#### What is expected:
Reproduce all the entries precisely.

#### Saved entries:
□ □ □
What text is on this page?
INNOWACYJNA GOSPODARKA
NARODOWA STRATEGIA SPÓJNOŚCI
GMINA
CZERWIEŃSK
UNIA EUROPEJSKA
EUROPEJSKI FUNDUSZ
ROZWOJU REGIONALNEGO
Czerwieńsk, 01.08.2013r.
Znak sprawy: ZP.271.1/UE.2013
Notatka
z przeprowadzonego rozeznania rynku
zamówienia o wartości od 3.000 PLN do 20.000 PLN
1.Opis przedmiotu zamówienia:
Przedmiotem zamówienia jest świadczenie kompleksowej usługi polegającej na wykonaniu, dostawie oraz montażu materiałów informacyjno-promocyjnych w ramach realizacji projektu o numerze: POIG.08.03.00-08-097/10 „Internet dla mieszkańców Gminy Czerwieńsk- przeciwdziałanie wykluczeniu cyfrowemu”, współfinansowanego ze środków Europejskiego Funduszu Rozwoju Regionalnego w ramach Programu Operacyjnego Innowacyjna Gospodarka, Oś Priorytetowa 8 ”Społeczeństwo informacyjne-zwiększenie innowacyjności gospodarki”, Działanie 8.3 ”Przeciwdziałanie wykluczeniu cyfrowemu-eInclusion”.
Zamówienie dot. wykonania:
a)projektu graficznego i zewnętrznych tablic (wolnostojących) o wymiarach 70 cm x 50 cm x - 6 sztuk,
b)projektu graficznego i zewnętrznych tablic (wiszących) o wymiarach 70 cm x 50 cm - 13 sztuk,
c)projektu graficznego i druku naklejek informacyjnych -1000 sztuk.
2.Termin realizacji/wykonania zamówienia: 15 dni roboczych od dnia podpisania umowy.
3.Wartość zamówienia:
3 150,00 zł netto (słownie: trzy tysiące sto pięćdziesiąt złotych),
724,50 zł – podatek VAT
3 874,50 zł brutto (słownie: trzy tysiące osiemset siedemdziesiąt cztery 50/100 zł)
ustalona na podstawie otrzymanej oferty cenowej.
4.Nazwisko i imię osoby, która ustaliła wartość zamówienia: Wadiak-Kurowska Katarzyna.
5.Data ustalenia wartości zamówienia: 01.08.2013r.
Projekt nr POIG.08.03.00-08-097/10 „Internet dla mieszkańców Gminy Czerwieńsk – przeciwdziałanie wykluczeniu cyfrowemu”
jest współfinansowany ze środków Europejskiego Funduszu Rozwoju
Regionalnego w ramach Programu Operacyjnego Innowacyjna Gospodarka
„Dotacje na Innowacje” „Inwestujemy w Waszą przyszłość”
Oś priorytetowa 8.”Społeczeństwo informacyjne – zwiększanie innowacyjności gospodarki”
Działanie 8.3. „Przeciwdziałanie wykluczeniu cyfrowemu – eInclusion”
□ □ □
#### Exercise response:
What text is on this page?
INNOWACYJNA GOSPODARKA
NARODOWA STRATEGIA SPÓJNOŚCI
GMINA
CZERWIEŃSK
UNIA EUROPEJSKA
EUROPEJSKI FUNDUSZ
ROZWOJU REGIONALNEGO
Czerwieńsk, 01.08.2013r.
Znak sprawy: ZP.271.1/UE.2013
Notatka
z przeprowadzonego rozeznania rynku
zamówienia o wartości od 3.000 PLN do 20.000 PLN
1.Opis przedmiotu zamówienia:
Przedmiotem zamówienia jest świadczenie kompleksowej usługi polegającej na wykonaniu, dostawie oraz montażu materiałów informacyjno-promocyjnych w ramach realizacji projektu o numerze: POIG.08.03.00-08-097/10 „Internet dla mieszkańców Gminy Czerwieńsk- przeciwdziałanie wykluczeniu cyfrowemu”, współfinansowanego ze środków Europejskiego Funduszu Rozwoju Regionalnego w ramach Programu Operacyjnego Innowacyjna Gospodarka, Oś Priorytetowa 8 ”Społeczeństwo informacyjne-zwiększenie innowacyjności gospodarki”, Działanie 8.3 ”Przeciwdziałanie wykluczeniu cyfrowemu-eInclusion”.
Zamówienie dot. wykonania:
a)projektu graficznego i zewnętrznych tablic (wolnostojących) o wymiarach 70 cm x 50 cm x - 6 sztuk,
b)projektu graficznego i zewnętrznych tablic (wiszących) o wymiarach 70 cm x 50 cm - 13 sztuk,
c)projektu graficznego i druku naklejek informacyjnych -1000 sztuk.
2.Termin realizacji/wykonania zamówienia: 15 dni roboczych od dnia podpisania umowy.
3.Wartość zamówienia:
3 150,00 zł netto (słownie: trzy tysiące sto pięćdziesiąt złotych),
724,50 zł – podatek VAT
3 874,50 zł brutto (słownie: trzy tysiące osiemset siedemdziesiąt cztery 50/100 zł)
ustalona na podstawie otrzymanej oferty cenowej.
4.Nazwisko i imię osoby, która ustaliła wartość zamówienia: Wadiak-Kurowska Katarzyna.
5.Data ustalenia wartości zamówienia: 01.08.2013r.
Projekt nr POIG.08.03.00-08-097/10 „Internet dla mieszkańców Gminy Czerwieńsk – przeciwdziałanie wykluczeniu cyfrowemu”
jest współfinansowany ze środków Europejskiego Funduszu Rozwoju
Regionalnego w ramach Programu Operacyjnego Innowacyjna Gospodarka
„Dotacje na Innowacje” „Inwestujemy w Waszą przyszłość”
Oś priorytetowa 8.”Społeczeństwo informacyjne – zwiększanie innowacyjności gospodarki”
Działanie 8.3. „Przeciwdziałanie wykluczeniu cyfrowemu – eInclusion”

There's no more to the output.